> **SHORT EXERCISE**:
Pull out from the material below all lines with "высокую".

> **PROVIDED ENTRIES**:
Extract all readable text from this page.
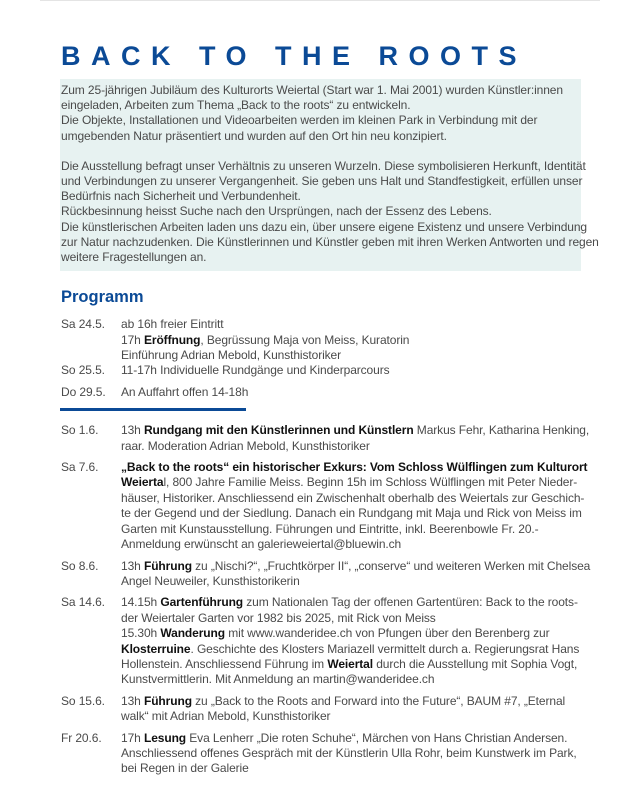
BACK TO THE ROOTS

Zum 25-jährigen Jubiläum des Kulturorts Weiertal (Start war 1. Mai 2001) wurden Künstler:innen

eingeladen, Arbeiten zum Thema „Back to the roots“ zu entwickeln.

Die Objekte, Installationen und Videoarbeiten werden im kleinen Park in Verbindung mit der

umgebenden Natur präsentiert und wurden auf den Ort hin neu konzipiert.

Die Ausstellung befragt unser Verhältnis zu unseren Wurzeln. Diese symbolisieren Herkunft, Identität

und Verbindungen zu unserer Vergangenheit. Sie geben uns Halt und Standfestigkeit, erfüllen unser

Bedürfnis nach Sicherheit und Verbundenheit.

Rückbesinnung heisst Suche nach den Ursprüngen, nach der Essenz des Lebens.

Die künstlerischen Arbeiten laden uns dazu ein, über unsere eigene Existenz und unsere Verbindung

zur Natur nachzudenken. Die Künstlerinnen und Künstler geben mit ihren Werken Antworten und regen

weitere Fragestellungen an.

Programm
Sa 24.5.	ab 16h freier Eintritt
17h Eröffnung, Begrüssung Maja von Meiss, Kuratorin
Einführung Adrian Mebold, Kunsthistoriker
So 25.5.	11-17h Individuelle Rundgänge und Kinderparcours
Do 29.5.	An Auffahrt offen 14-18h
So 1.6.	13h Rundgang mit den Künstlerinnen und Künstlern Markus Fehr, Katharina Henking,
raar. Moderation Adrian Mebold, Kunsthistoriker
Sa 7.6.	„Back to the roots“ ein historischer Exkurs: Vom Schloss Wülflingen zum Kulturort
Weiertal, 800 Jahre Familie Meiss. Beginn 15h im Schloss Wülflingen mit Peter Nieder-
häuser, Historiker. Anschliessend ein Zwischenhalt oberhalb des Weiertals zur Geschich-
te der Gegend und der Siedlung. Danach ein Rundgang mit Maja und Rick von Meiss im
Garten mit Kunstausstellung. Führungen und Eintritte, inkl. Beerenbowle Fr. 20.-
Anmeldung erwünscht an galerieweiertal@bluewin.ch
So 8.6.	13h Führung zu „Nischi?“, „Fruchtkörper II“, „conserve“ und weiteren Werken mit Chelsea
Angel Neuweiler, Kunsthistorikerin
Sa 14.6.	14.15h Gartenführung zum Nationalen Tag der offenen Gartentüren: Back to the roots-
der Weiertaler Garten vor 1982 bis 2025, mit Rick von Meiss
15.30h Wanderung mit www.wanderidee.ch von Pfungen über den Berenberg zur
Klosterruine. Geschichte des Klosters Mariazell vermittelt durch a. Regierungsrat Hans
Hollenstein. Anschliessend Führung im Weiertal durch die Ausstellung mit Sophia Vogt,
Kunstvermittlerin. Mit Anmeldung an martin@wanderidee.ch
So 15.6.	13h Führung zu „Back to the Roots and Forward into the Future“, BAUM #7, „Eternal
walk“ mit Adrian Mebold, Kunsthistoriker
Fr 20.6.	17h Lesung Eva Lenherr „Die roten Schuhe“, Märchen von Hans Christian Andersen.
Anschliessend offenes Gespräch mit der Künstlerin Ulla Rohr, beim Kunstwerk im Park,
bei Regen in der Galerie
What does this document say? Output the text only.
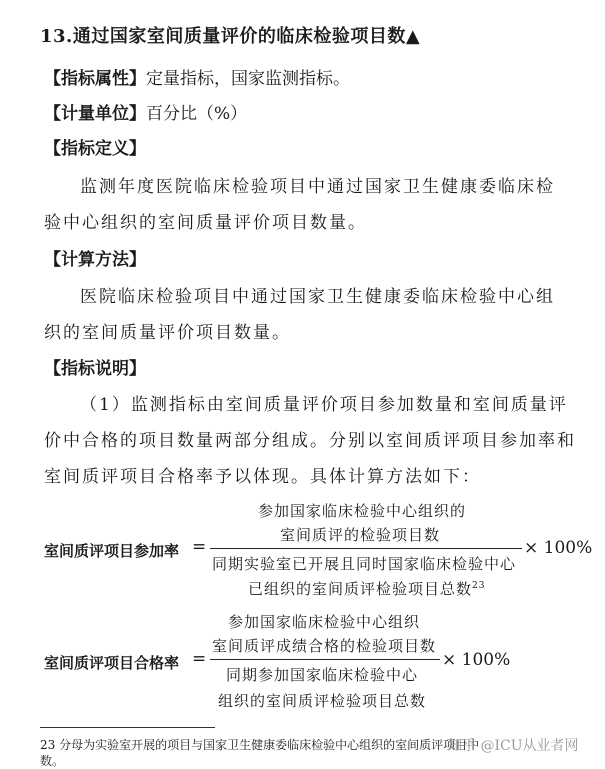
13.通过国家室间质量评价的临床检验项目数▲
【指标属性】定量指标，国家监测指标。
【计量单位】百分比（%）
【指标定义】
监测年度医院临床检验项目中通过国家卫生健康委临床检
验中心组织的室间质量评价项目数量。
【计算方法】
医院临床检验项目中通过国家卫生健康委临床检验中心组
织的室间质量评价项目数量。
【指标说明】
（1）监测指标由室间质量评价项目参加数量和室间质量评
价中合格的项目数量两部分组成。分别以室间质评项目参加率和
室间质评项目合格率予以体现。具体计算方法如下：
室间质评项目参加率 =
参加国家临床检验中心组织的
室间质评的检验项目数
同期实验室已开展且同时国家临床检验中心
已组织的室间质评检验项目总数$^{23}$
× 100%
室间质评项目合格率 =
参加国家临床检验中心组织
室间质评成绩合格的检验项目数
同期参加国家临床检验中心
组织的室间质评检验项目总数
× 100%
23 分母为实验室开展的项目与国家卫生健康委临床检验中心组织的室间质评项目中
数。
知乎 @ICU从业者网
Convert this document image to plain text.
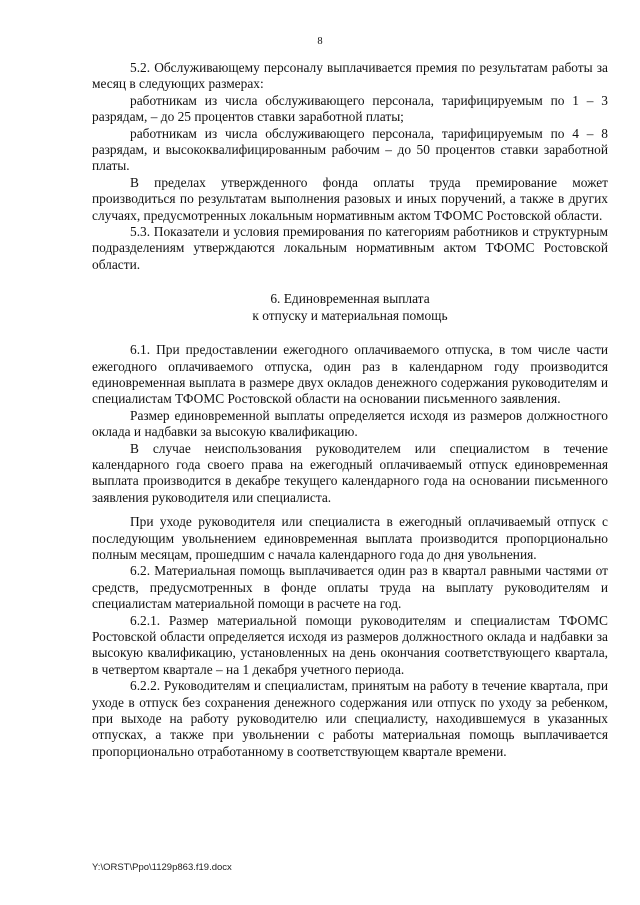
8

5.2. Обслуживающему персоналу выплачивается премия по результатам работы за месяц в следующих размерах:

работникам из числа обслуживающего персонала, тарифицируемым по 1 – 3 разрядам, – до 25 процентов ставки заработной платы;

работникам из числа обслуживающего персонала, тарифицируемым по 4 – 8 разрядам, и высококвалифицированным рабочим – до 50 процентов ставки заработной платы.

В пределах утвержденного фонда оплаты труда премирование может производиться по результатам выполнения разовых и иных поручений, а также в других случаях, предусмотренных локальным нормативным актом ТФОМС Ростовской области.

5.3. Показатели и условия премирования по категориям работников и структурным подразделениям утверждаются локальным нормативным актом ТФОМС Ростовской области.

6. Единовременная выплата
к отпуску и материальная помощь

6.1. При предоставлении ежегодного оплачиваемого отпуска, в том числе части ежегодного оплачиваемого отпуска, один раз в календарном году производится единовременная выплата в размере двух окладов денежного содержания руководителям и специалистам ТФОМС Ростовской области на основании письменного заявления.

Размер единовременной выплаты определяется исходя из размеров должностного оклада и надбавки за высокую квалификацию.

В случае неиспользования руководителем или специалистом в течение календарного года своего права на ежегодный оплачиваемый отпуск единовременная выплата производится в декабре текущего календарного года на основании письменного заявления руководителя или специалиста.

При уходе руководителя или специалиста в ежегодный оплачиваемый отпуск с последующим увольнением единовременная выплата производится пропорционально полным месяцам, прошедшим с начала календарного года до дня увольнения.

6.2. Материальная помощь выплачивается один раз в квартал равными частями от средств, предусмотренных в фонде оплаты труда на выплату руководителям и специалистам материальной помощи в расчете на год.

6.2.1. Размер материальной помощи руководителям и специалистам ТФОМС Ростовской области определяется исходя из размеров должностного оклада и надбавки за высокую квалификацию, установленных на день окончания соответствующего квартала, в четвертом квартале – на 1 декабря учетного периода.

6.2.2. Руководителям и специалистам, принятым на работу в течение квартала, при уходе в отпуск без сохранения денежного содержания или отпуск по уходу за ребенком, при выходе на работу руководителю или специалисту, находившемуся в указанных отпусках, а также при увольнении с работы материальная помощь выплачивается пропорционально отработанному в соответствующем квартале времени.

Y:\ORST\Ppo\1129p863.f19.docx
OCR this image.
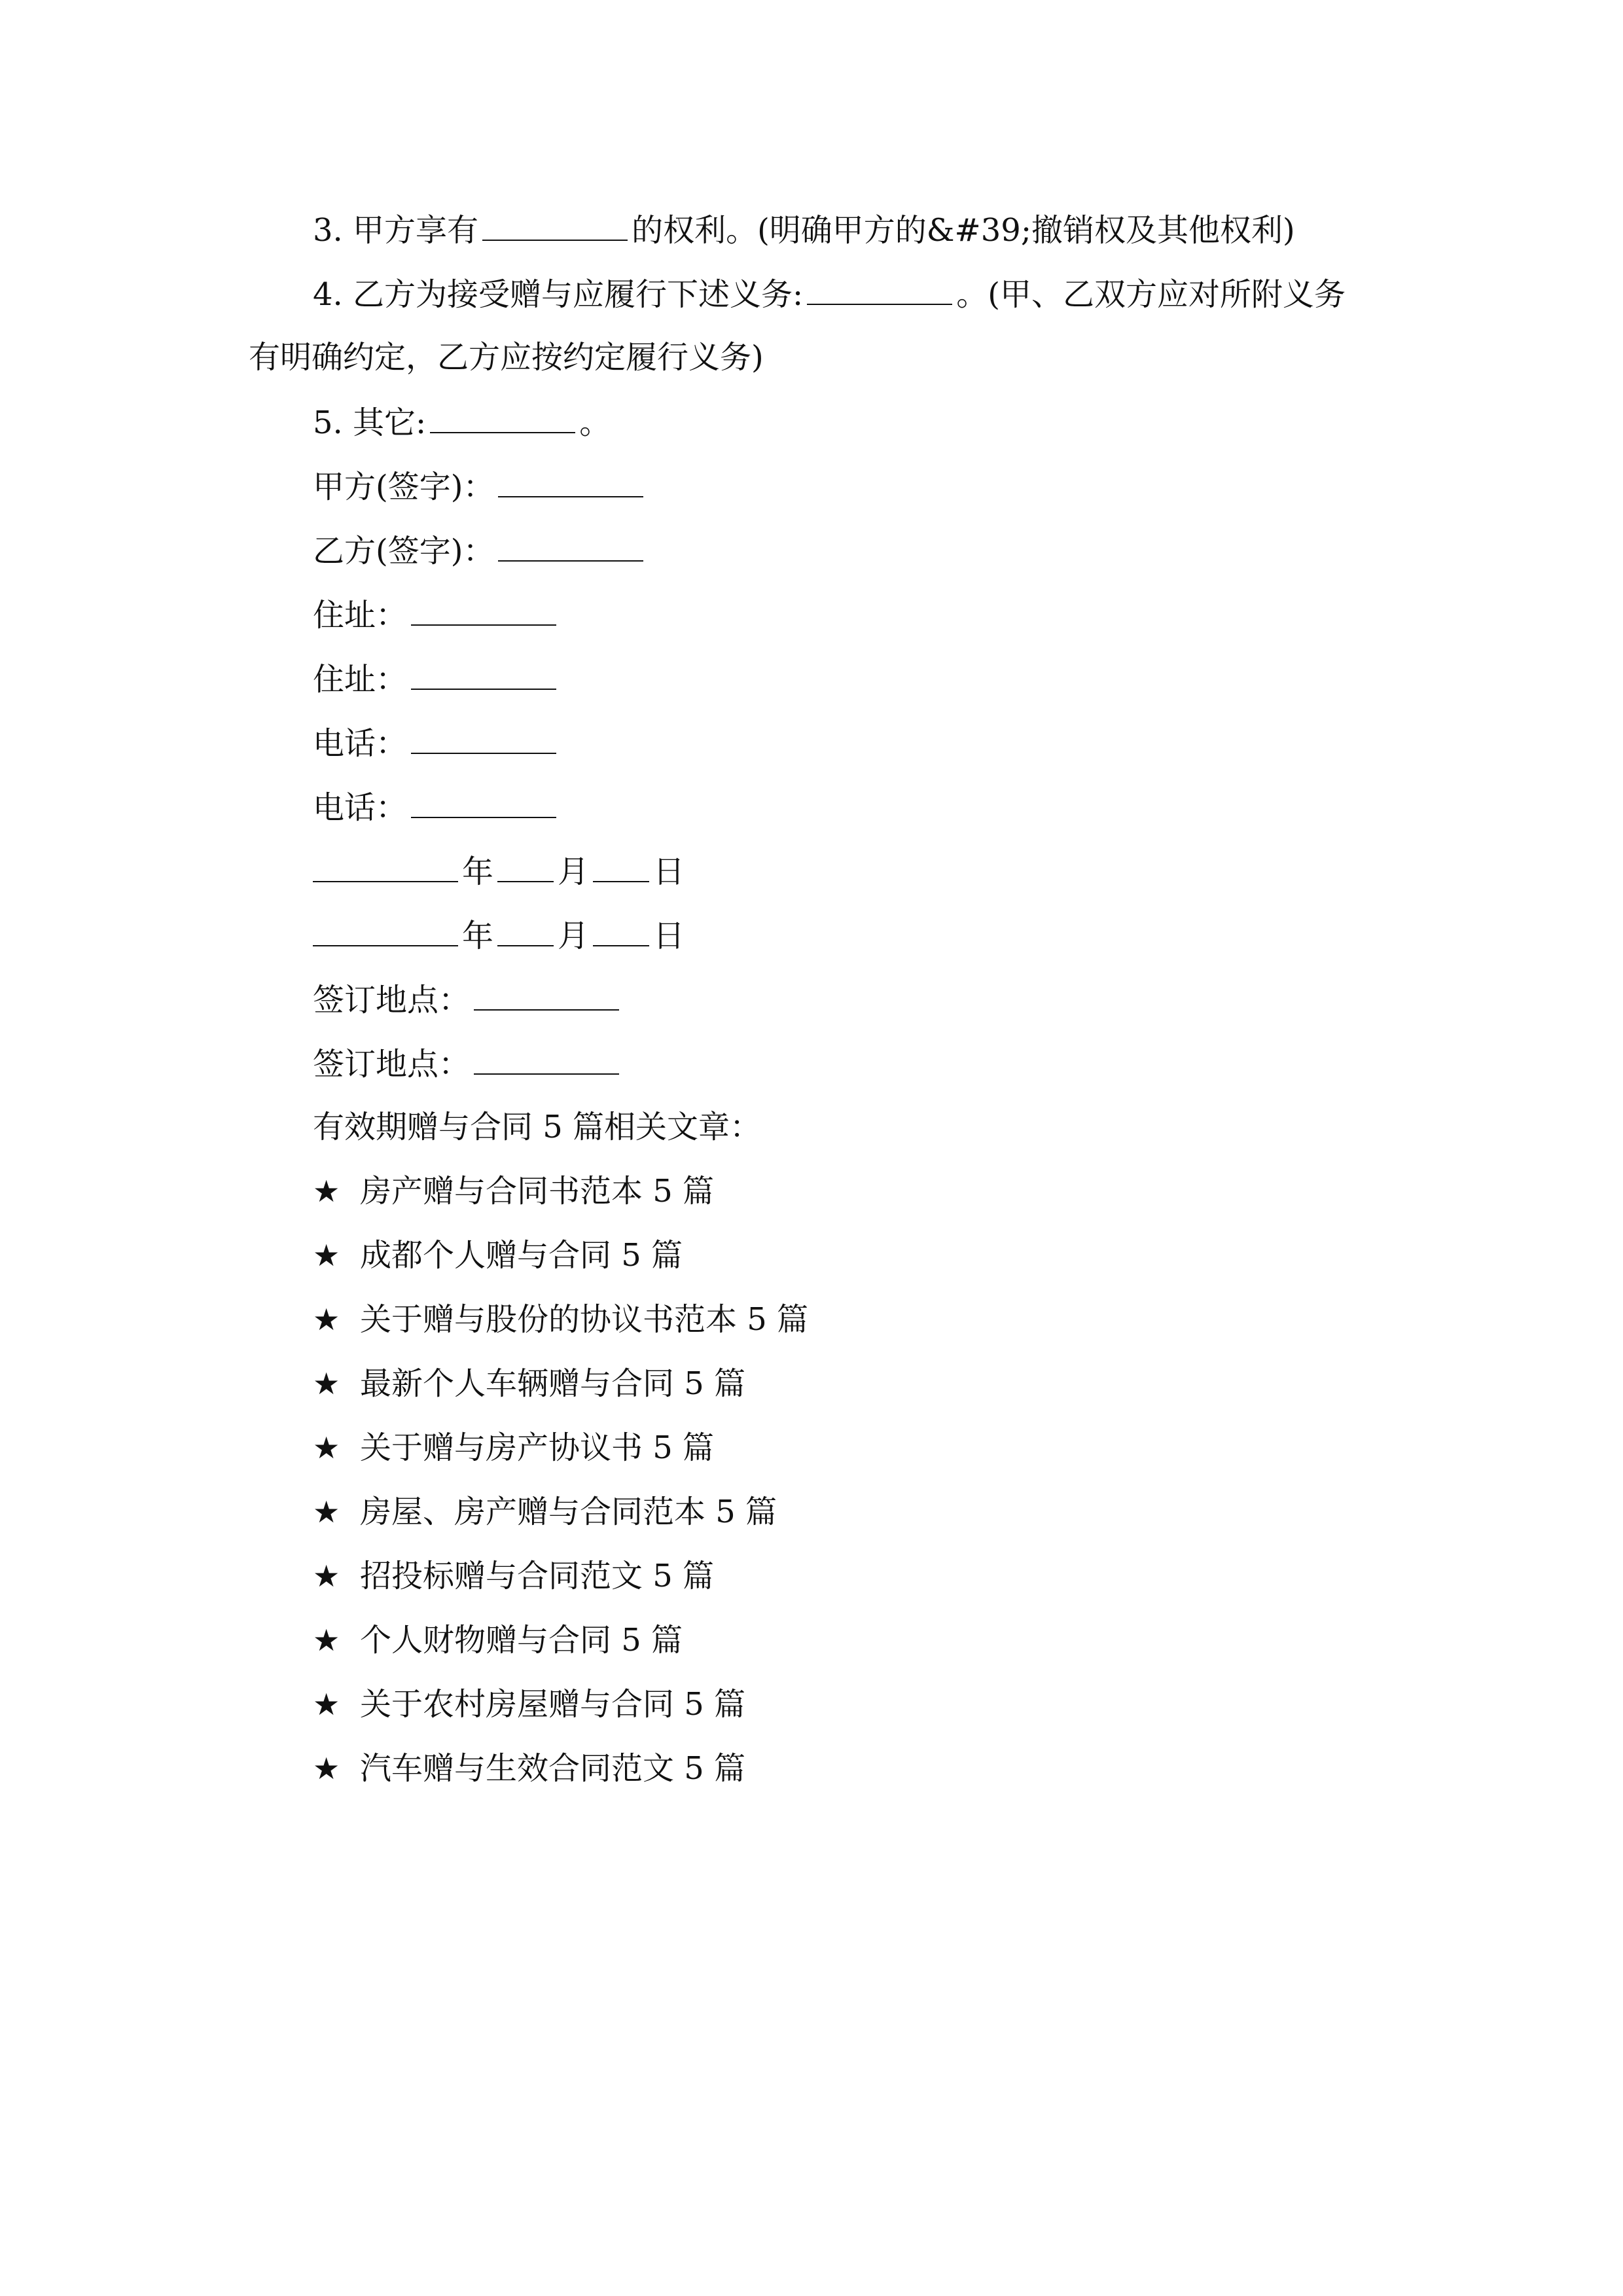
3. 甲方享有	的权利。(明确甲方的&#39;撤销权及其他权利)
4. 乙方为接受赠与应履行下述义务:	。(甲、乙双方应对所附义务
有明确约定，乙方应按约定履行义务)
5. 其它:	。
甲方(签字)：
乙方(签字)：
住址：
住址：
电话：
电话：
年 月 日
年 月 日
签订地点：
签订地点：
有效期赠与合同 5 篇相关文章：
★ 房产赠与合同书范本 5 篇
★ 成都个人赠与合同 5 篇
★ 关于赠与股份的协议书范本 5 篇
★ 最新个人车辆赠与合同 5 篇
★ 关于赠与房产协议书 5 篇
★ 房屋、房产赠与合同范本 5 篇
★ 招投标赠与合同范文 5 篇
★ 个人财物赠与合同 5 篇
★ 关于农村房屋赠与合同 5 篇
★ 汽车赠与生效合同范文 5 篇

> **WRITTEN RESPONSE**:
Размер единовременной выплаты определяется исходя из размеров должностного оклада и надбавки за высокую квалификацию.
6.2.1. Размер материальной помощи руководителям и специалистам ТФОМС Ростовской области определяется исходя из размеров должностного оклада и надбавки за высокую квалификацию, установленных на день окончания соответствующего квартала, в четвертом квартале – на 1 декабря учетного периода.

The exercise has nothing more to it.